Stated exercise — Omit every picture and return the rest of the data unaltered.

Recorded data —
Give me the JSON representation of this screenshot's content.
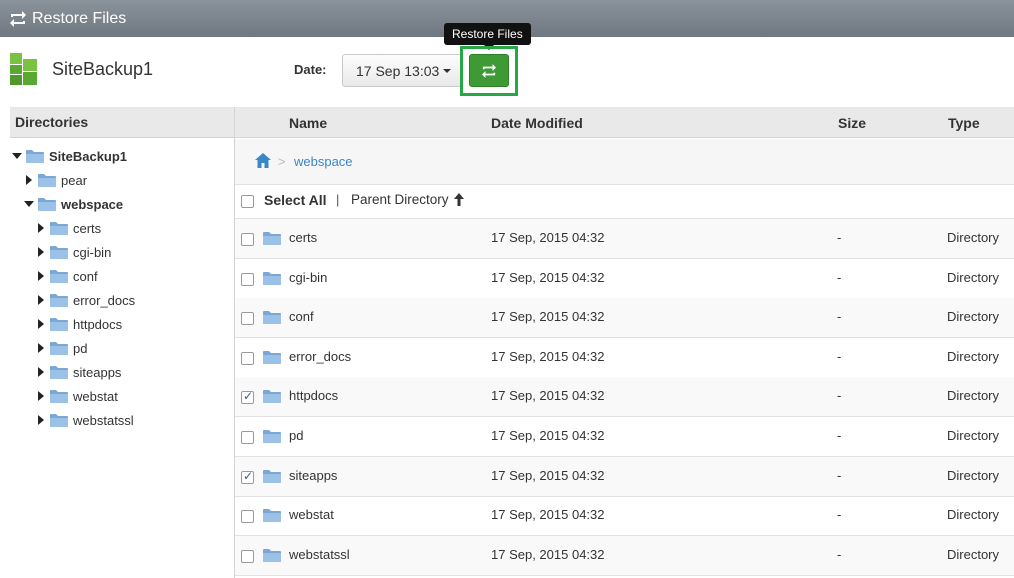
{
  "app": {
    "title": "Restore Files"
  },
  "site": {
    "name": "SiteBackup1"
  },
  "toolbar": {
    "date_label": "Date:",
    "date_value": "17 Sep 13:03",
    "restore_tooltip": "Restore Files"
  },
  "left": {
    "header": "Directories",
    "tree": [
      {
        "label": "SiteBackup1",
        "expanded": true,
        "bold": true,
        "level": 0
      },
      {
        "label": "pear",
        "expanded": false,
        "bold": false,
        "level": 1
      },
      {
        "label": "webspace",
        "expanded": true,
        "bold": true,
        "level": 1
      },
      {
        "label": "certs",
        "expanded": false,
        "bold": false,
        "level": 2
      },
      {
        "label": "cgi-bin",
        "expanded": false,
        "bold": false,
        "level": 2
      },
      {
        "label": "conf",
        "expanded": false,
        "bold": false,
        "level": 2
      },
      {
        "label": "error_docs",
        "expanded": false,
        "bold": false,
        "level": 2
      },
      {
        "label": "httpdocs",
        "expanded": false,
        "bold": false,
        "level": 2
      },
      {
        "label": "pd",
        "expanded": false,
        "bold": false,
        "level": 2
      },
      {
        "label": "siteapps",
        "expanded": false,
        "bold": false,
        "level": 2
      },
      {
        "label": "webstat",
        "expanded": false,
        "bold": false,
        "level": 2
      },
      {
        "label": "webstatssl",
        "expanded": false,
        "bold": false,
        "level": 2
      }
    ]
  },
  "grid": {
    "columns": {
      "name": "Name",
      "date": "Date Modified",
      "size": "Size",
      "type": "Type"
    },
    "breadcrumb": {
      "separator": ">",
      "current": "webspace"
    },
    "select_all": "Select All",
    "separator": "|",
    "parent_directory": "Parent Directory",
    "rows": [
      {
        "name": "certs",
        "date": "17 Sep, 2015 04:32",
        "size": "-",
        "type": "Directory",
        "checked": false
      },
      {
        "name": "cgi-bin",
        "date": "17 Sep, 2015 04:32",
        "size": "-",
        "type": "Directory",
        "checked": false
      },
      {
        "name": "conf",
        "date": "17 Sep, 2015 04:32",
        "size": "-",
        "type": "Directory",
        "checked": false
      },
      {
        "name": "error_docs",
        "date": "17 Sep, 2015 04:32",
        "size": "-",
        "type": "Directory",
        "checked": false
      },
      {
        "name": "httpdocs",
        "date": "17 Sep, 2015 04:32",
        "size": "-",
        "type": "Directory",
        "checked": true
      },
      {
        "name": "pd",
        "date": "17 Sep, 2015 04:32",
        "size": "-",
        "type": "Directory",
        "checked": false
      },
      {
        "name": "siteapps",
        "date": "17 Sep, 2015 04:32",
        "size": "-",
        "type": "Directory",
        "checked": true
      },
      {
        "name": "webstat",
        "date": "17 Sep, 2015 04:32",
        "size": "-",
        "type": "Directory",
        "checked": false
      },
      {
        "name": "webstatssl",
        "date": "17 Sep, 2015 04:32",
        "size": "-",
        "type": "Directory",
        "checked": false
      }
    ]
  },
  "colors": {
    "accent": "#3d9a35",
    "highlight": "#27a745",
    "link": "#3a87c8",
    "folder": "#7aa7d6"
  }
}
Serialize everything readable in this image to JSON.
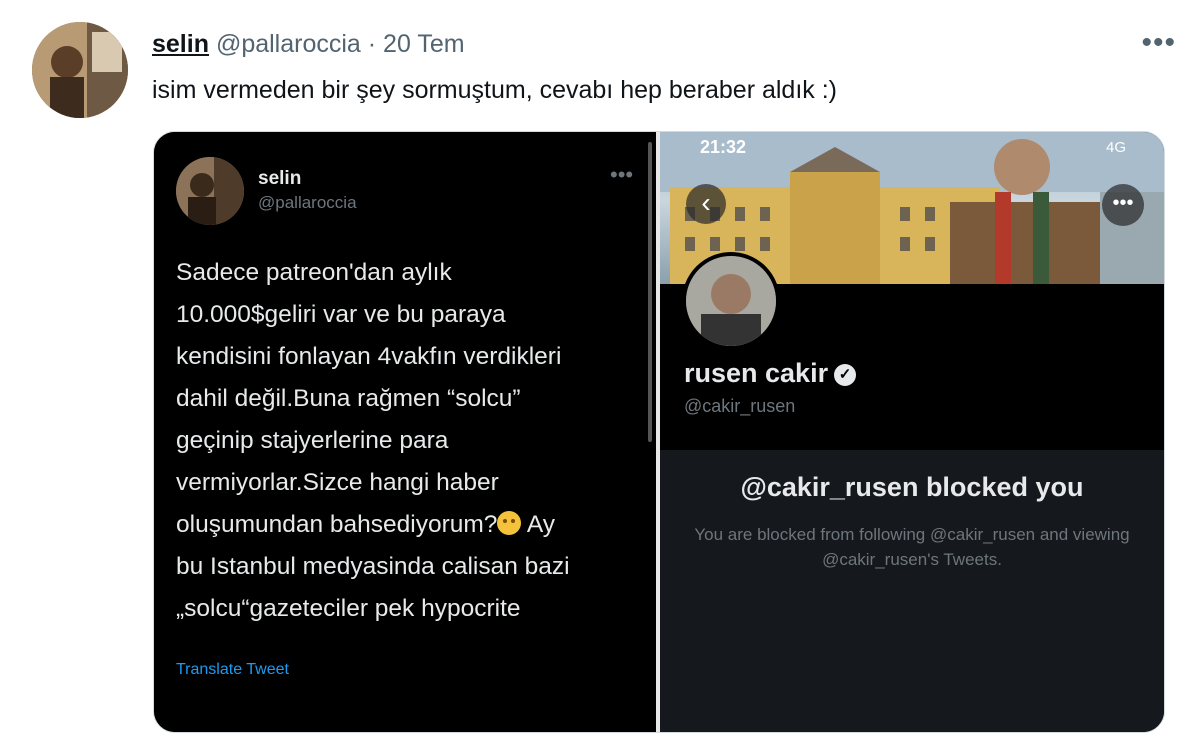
{
  "tweet": {
    "author_name": "selin",
    "author_handle": "@pallaroccia",
    "date": "· 20 Tem",
    "more_label": "•••",
    "text": "isim vermeden bir şey sormuştum, cevabı hep beraber aldık :)"
  },
  "left_screenshot": {
    "name": "selin",
    "handle": "@pallaroccia",
    "more_label": "•••",
    "lines": [
      "Sadece patreon'dan aylık",
      "10.000$geliri var ve bu paraya",
      "kendisini fonlayan 4vakfın verdikleri",
      "dahil değil.Buna rağmen “solcu”",
      "geçinip stajyerlerine para",
      "vermiyorlar.Sizce hangi haber",
      "oluşumundan bahsediyorum?",
      "bu Istanbul medyasinda calisan bazi",
      "„solcu“gazeteciler pek hypocrite"
    ],
    "line7_suffix": " Ay",
    "emoji": "smiling-face",
    "translate_label": "Translate Tweet"
  },
  "right_screenshot": {
    "status_time": "21:32",
    "status_network": "4G",
    "back_label": "‹",
    "more_label": "•••",
    "profile_name": "rusen cakir",
    "verified_label": "✓",
    "profile_handle": "@cakir_rusen",
    "blocked_title": "@cakir_rusen blocked you",
    "blocked_desc": "You are blocked from following @cakir_rusen and viewing @cakir_rusen's Tweets."
  }
}
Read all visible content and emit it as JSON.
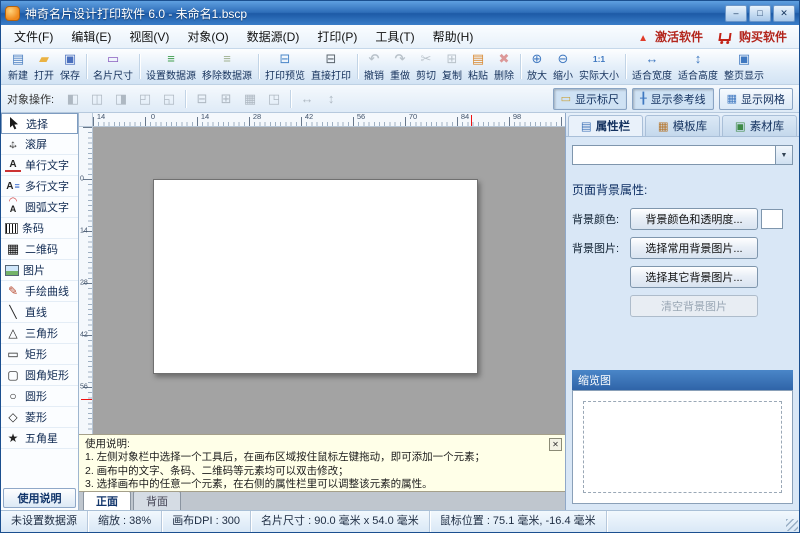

Response —
Give me the JSON representation of this screenshot's content.
{
  "app": {
    "title": "Restore Files"
  },
  "site": {
    "name": "SiteBackup1"
  },
  "toolbar": {
    "date_label": "Date:",
    "date_value": "17 Sep 13:03",
    "restore_tooltip": "Restore Files"
  },
  "left": {
    "header": "Directories",
    "tree": [
      {
        "label": "SiteBackup1",
        "expanded": true,
        "bold": true,
        "level": 0
      },
      {
        "label": "pear",
        "expanded": false,
        "bold": false,
        "level": 1
      },
      {
        "label": "webspace",
        "expanded": true,
        "bold": true,
        "level": 1
      },
      {
        "label": "certs",
        "expanded": false,
        "bold": false,
        "level": 2
      },
      {
        "label": "cgi-bin",
        "expanded": false,
        "bold": false,
        "level": 2
      },
      {
        "label": "conf",
        "expanded": false,
        "bold": false,
        "level": 2
      },
      {
        "label": "error_docs",
        "expanded": false,
        "bold": false,
        "level": 2
      },
      {
        "label": "httpdocs",
        "expanded": false,
        "bold": false,
        "level": 2
      },
      {
        "label": "pd",
        "expanded": false,
        "bold": false,
        "level": 2
      },
      {
        "label": "siteapps",
        "expanded": false,
        "bold": false,
        "level": 2
      },
      {
        "label": "webstat",
        "expanded": false,
        "bold": false,
        "level": 2
      },
      {
        "label": "webstatssl",
        "expanded": false,
        "bold": false,
        "level": 2
      }
    ]
  },
  "grid": {
    "columns": {
      "name": "Name",
      "date": "Date Modified",
      "size": "Size",
      "type": "Type"
    },
    "breadcrumb": {
      "separator": ">",
      "current": "webspace"
    },
    "select_all": "Select All",
    "separator": "|",
    "parent_directory": "Parent Directory",
    "rows": [
      {
        "name": "certs",
        "date": "17 Sep, 2015 04:32",
        "size": "-",
        "type": "Directory",
        "checked": false
      },
      {
        "name": "cgi-bin",
        "date": "17 Sep, 2015 04:32",
        "size": "-",
        "type": "Directory",
        "checked": false
      },
      {
        "name": "conf",
        "date": "17 Sep, 2015 04:32",
        "size": "-",
        "type": "Directory",
        "checked": false
      },
      {
        "name": "error_docs",
        "date": "17 Sep, 2015 04:32",
        "size": "-",
        "type": "Directory",
        "checked": false
      },
      {
        "name": "httpdocs",
        "date": "17 Sep, 2015 04:32",
        "size": "-",
        "type": "Directory",
        "checked": true
      },
      {
        "name": "pd",
        "date": "17 Sep, 2015 04:32",
        "size": "-",
        "type": "Directory",
        "checked": false
      },
      {
        "name": "siteapps",
        "date": "17 Sep, 2015 04:32",
        "size": "-",
        "type": "Directory",
        "checked": true
      },
      {
        "name": "webstat",
        "date": "17 Sep, 2015 04:32",
        "size": "-",
        "type": "Directory",
        "checked": false
      },
      {
        "name": "webstatssl",
        "date": "17 Sep, 2015 04:32",
        "size": "-",
        "type": "Directory",
        "checked": false
      }
    ]
  },
  "colors": {
    "accent": "#3d9a35",
    "highlight": "#27a745",
    "link": "#3a87c8",
    "folder": "#7aa7d6"
  }
}
Serialize everything readable in this image to JSON.
{
  "tweet": {
    "author_name": "selin",
    "author_handle": "@pallaroccia",
    "date": "· 20 Tem",
    "more_label": "•••",
    "text": "isim vermeden bir şey sormuştum, cevabı hep beraber aldık :)"
  },
  "left_screenshot": {
    "name": "selin",
    "handle": "@pallaroccia",
    "more_label": "•••",
    "lines": [
      "Sadece patreon'dan aylık",
      "10.000$geliri var ve bu paraya",
      "kendisini fonlayan 4vakfın verdikleri",
      "dahil değil.Buna rağmen “solcu”",
      "geçinip stajyerlerine para",
      "vermiyorlar.Sizce hangi haber",
      "oluşumundan bahsediyorum?",
      "bu Istanbul medyasinda calisan bazi",
      "„solcu“gazeteciler pek hypocrite"
    ],
    "line7_suffix": " Ay",
    "emoji": "smiling-face",
    "translate_label": "Translate Tweet"
  },
  "right_screenshot": {
    "status_time": "21:32",
    "status_network": "4G",
    "back_label": "‹",
    "more_label": "•••",
    "profile_name": "rusen cakir",
    "verified_label": "✓",
    "profile_handle": "@cakir_rusen",
    "blocked_title": "@cakir_rusen blocked you",
    "blocked_desc": "You are blocked from following @cakir_rusen and viewing @cakir_rusen's Tweets."
  }
}
Read all visible content and emit it as JSON.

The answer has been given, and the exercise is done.